* [Problem description]
Where the data below has the string "which", return the whole line.

* [Supplied records]
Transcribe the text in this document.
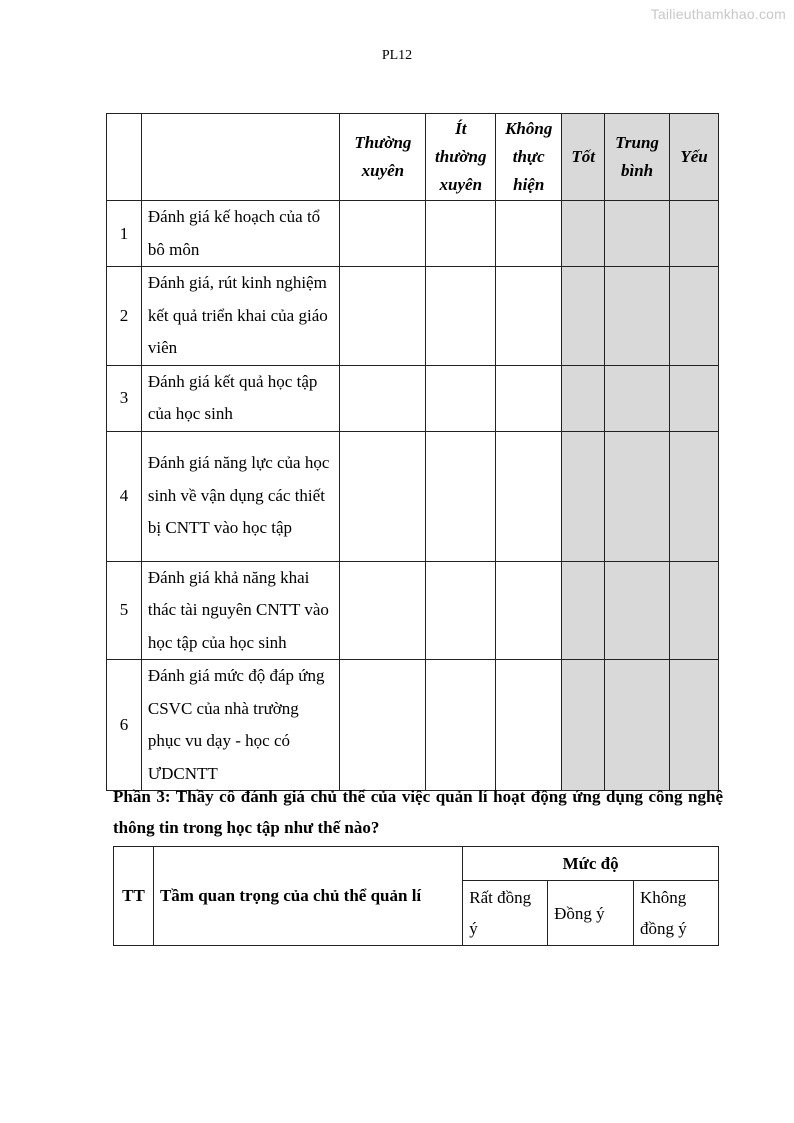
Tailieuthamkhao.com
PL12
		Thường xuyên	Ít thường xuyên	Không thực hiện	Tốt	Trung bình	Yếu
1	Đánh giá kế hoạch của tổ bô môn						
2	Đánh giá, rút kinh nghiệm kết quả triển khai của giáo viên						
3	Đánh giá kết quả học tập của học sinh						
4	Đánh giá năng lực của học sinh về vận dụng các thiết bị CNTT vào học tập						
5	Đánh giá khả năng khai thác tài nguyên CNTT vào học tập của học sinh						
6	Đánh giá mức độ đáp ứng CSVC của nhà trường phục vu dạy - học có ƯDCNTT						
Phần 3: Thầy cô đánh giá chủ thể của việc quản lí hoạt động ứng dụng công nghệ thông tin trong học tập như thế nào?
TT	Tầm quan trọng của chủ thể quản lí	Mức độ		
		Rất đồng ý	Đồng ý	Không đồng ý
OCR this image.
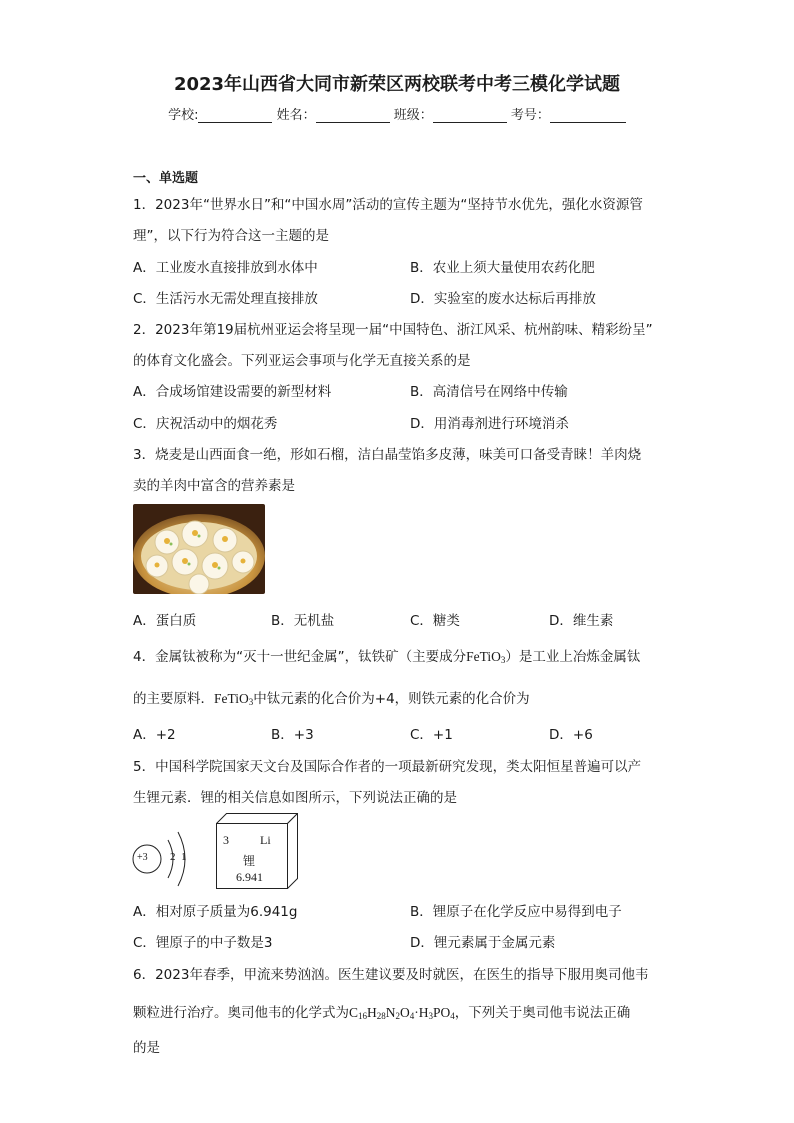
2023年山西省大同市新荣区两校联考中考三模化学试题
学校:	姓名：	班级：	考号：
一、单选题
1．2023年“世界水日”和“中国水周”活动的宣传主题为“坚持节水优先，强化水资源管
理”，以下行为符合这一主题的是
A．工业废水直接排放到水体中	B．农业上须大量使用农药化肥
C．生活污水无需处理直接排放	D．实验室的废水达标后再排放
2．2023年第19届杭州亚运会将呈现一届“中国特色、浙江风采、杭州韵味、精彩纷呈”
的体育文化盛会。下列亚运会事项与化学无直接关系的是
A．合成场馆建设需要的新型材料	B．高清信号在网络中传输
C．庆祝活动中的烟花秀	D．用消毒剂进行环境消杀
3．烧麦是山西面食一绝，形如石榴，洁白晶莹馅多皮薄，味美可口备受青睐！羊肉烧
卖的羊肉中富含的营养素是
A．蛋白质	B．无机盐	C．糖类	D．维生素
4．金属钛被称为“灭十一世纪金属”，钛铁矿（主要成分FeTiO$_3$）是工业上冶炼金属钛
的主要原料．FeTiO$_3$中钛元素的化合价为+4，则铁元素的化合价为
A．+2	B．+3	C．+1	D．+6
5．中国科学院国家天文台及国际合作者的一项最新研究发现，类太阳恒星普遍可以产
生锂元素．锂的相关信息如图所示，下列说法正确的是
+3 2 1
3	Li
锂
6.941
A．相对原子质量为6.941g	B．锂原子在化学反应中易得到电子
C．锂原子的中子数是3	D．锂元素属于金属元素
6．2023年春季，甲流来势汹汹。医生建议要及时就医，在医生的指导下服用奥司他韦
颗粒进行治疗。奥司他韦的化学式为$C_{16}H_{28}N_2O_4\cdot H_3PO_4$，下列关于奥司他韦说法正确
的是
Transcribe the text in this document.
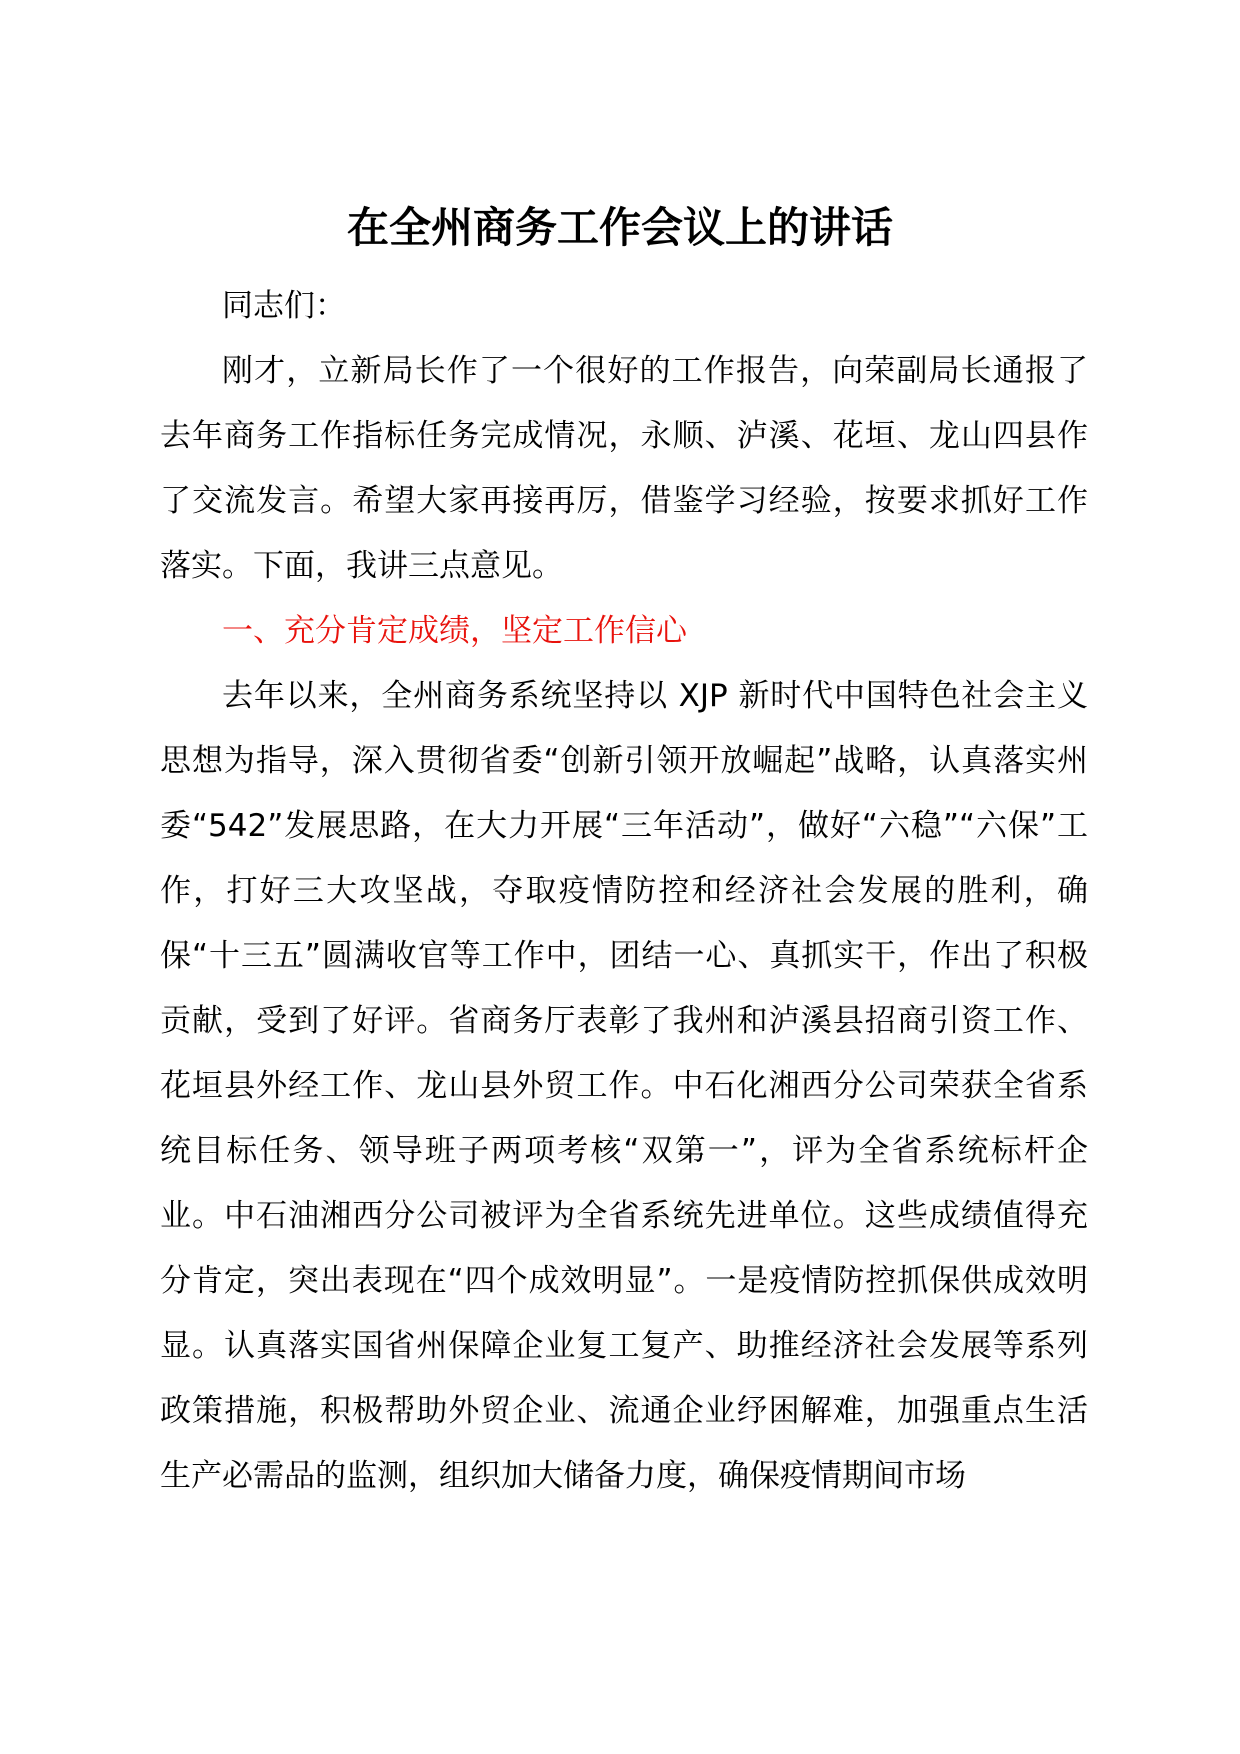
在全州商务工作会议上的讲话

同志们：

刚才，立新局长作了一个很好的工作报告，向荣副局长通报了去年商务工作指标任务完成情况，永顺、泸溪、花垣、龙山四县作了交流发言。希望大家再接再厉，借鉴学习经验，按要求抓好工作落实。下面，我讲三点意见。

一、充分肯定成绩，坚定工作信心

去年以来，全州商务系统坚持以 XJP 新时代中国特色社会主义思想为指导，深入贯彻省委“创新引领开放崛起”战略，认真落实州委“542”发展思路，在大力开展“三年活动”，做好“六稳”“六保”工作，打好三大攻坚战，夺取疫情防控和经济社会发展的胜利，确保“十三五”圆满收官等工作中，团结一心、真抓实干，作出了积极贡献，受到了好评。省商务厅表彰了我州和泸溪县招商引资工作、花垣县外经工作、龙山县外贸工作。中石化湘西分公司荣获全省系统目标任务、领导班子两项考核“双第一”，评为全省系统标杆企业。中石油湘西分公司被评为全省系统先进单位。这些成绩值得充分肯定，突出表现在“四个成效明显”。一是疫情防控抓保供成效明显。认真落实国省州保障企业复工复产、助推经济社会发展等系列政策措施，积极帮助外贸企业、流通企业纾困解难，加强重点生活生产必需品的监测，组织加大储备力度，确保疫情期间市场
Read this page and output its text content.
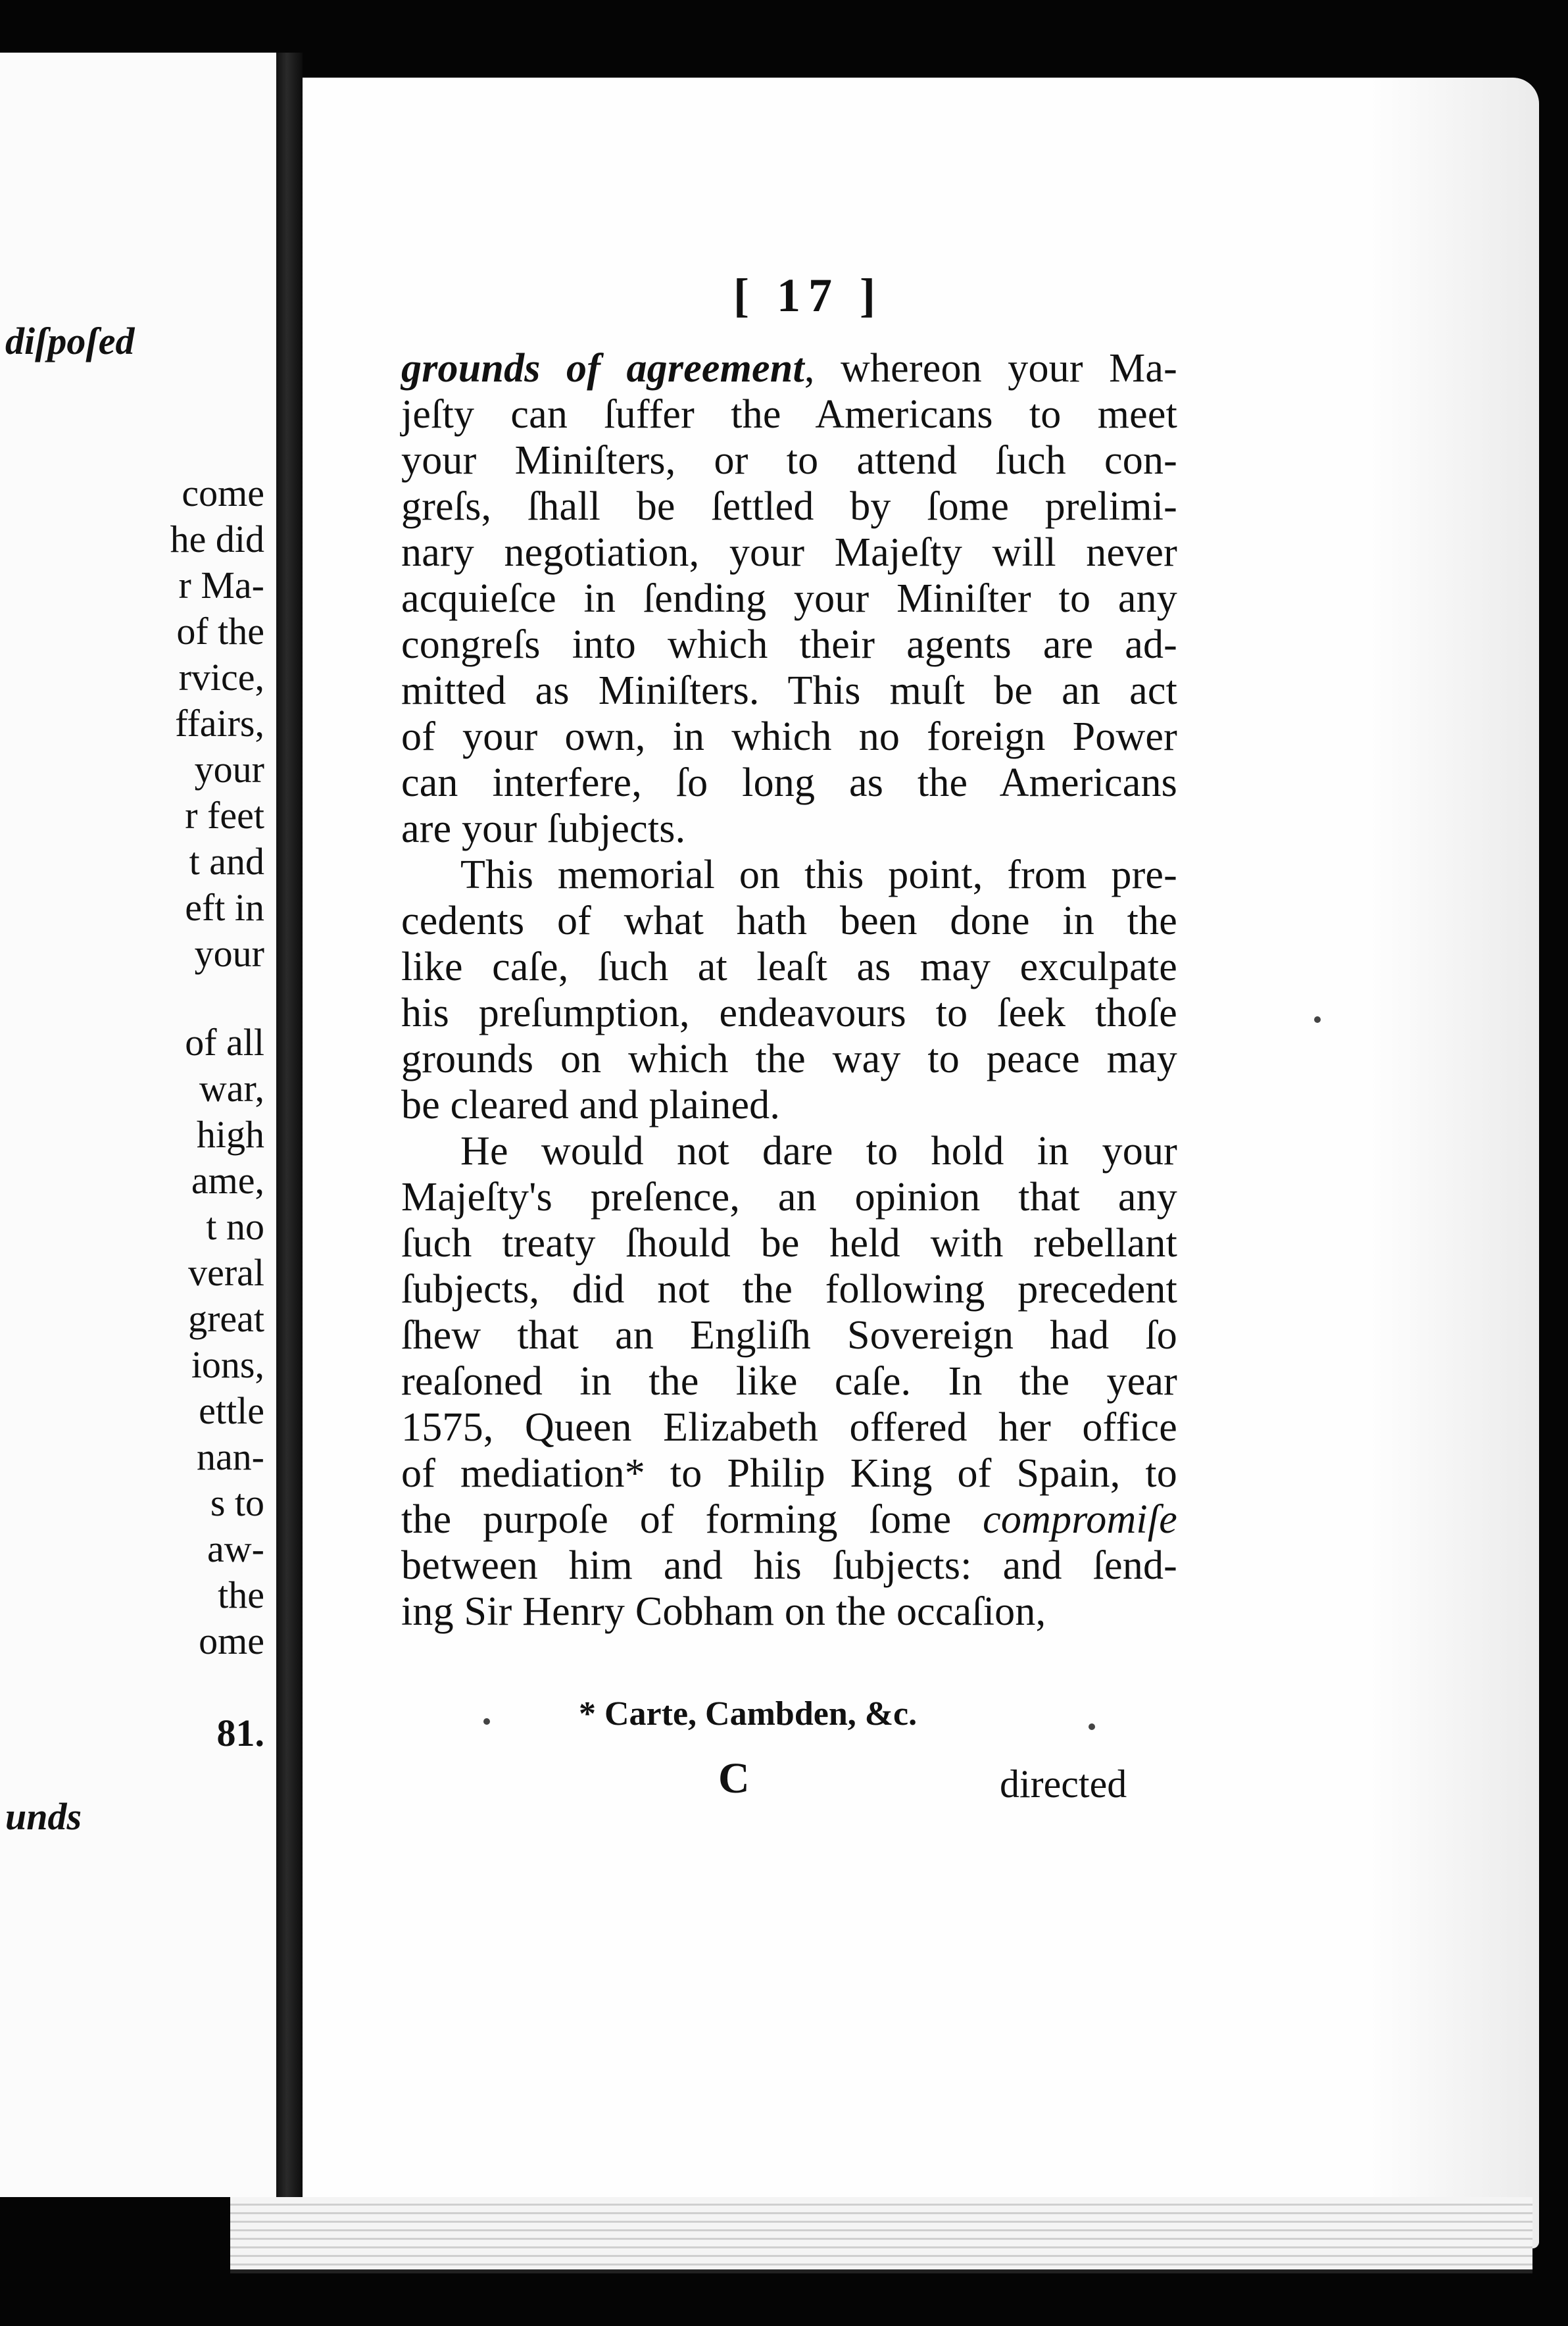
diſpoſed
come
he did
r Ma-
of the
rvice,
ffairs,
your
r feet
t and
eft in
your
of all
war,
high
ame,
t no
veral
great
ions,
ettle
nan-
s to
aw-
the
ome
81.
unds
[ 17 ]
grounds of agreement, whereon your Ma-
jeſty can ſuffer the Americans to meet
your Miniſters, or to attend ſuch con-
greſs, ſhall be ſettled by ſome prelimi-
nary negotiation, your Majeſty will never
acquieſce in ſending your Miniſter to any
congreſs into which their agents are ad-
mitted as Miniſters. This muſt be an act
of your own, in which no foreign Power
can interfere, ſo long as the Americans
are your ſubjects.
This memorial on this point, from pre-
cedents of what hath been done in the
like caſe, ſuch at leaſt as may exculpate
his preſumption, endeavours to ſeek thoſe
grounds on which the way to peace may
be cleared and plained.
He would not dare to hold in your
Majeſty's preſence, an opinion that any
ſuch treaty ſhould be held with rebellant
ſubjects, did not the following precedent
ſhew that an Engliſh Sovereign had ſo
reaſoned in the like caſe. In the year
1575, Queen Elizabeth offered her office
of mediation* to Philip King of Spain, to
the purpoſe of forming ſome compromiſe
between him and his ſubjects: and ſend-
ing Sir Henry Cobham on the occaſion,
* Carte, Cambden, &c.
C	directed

* [Answer below]
congreſs into which their agents are ad-
of your own, in which no foreign Power
grounds on which the way to peace may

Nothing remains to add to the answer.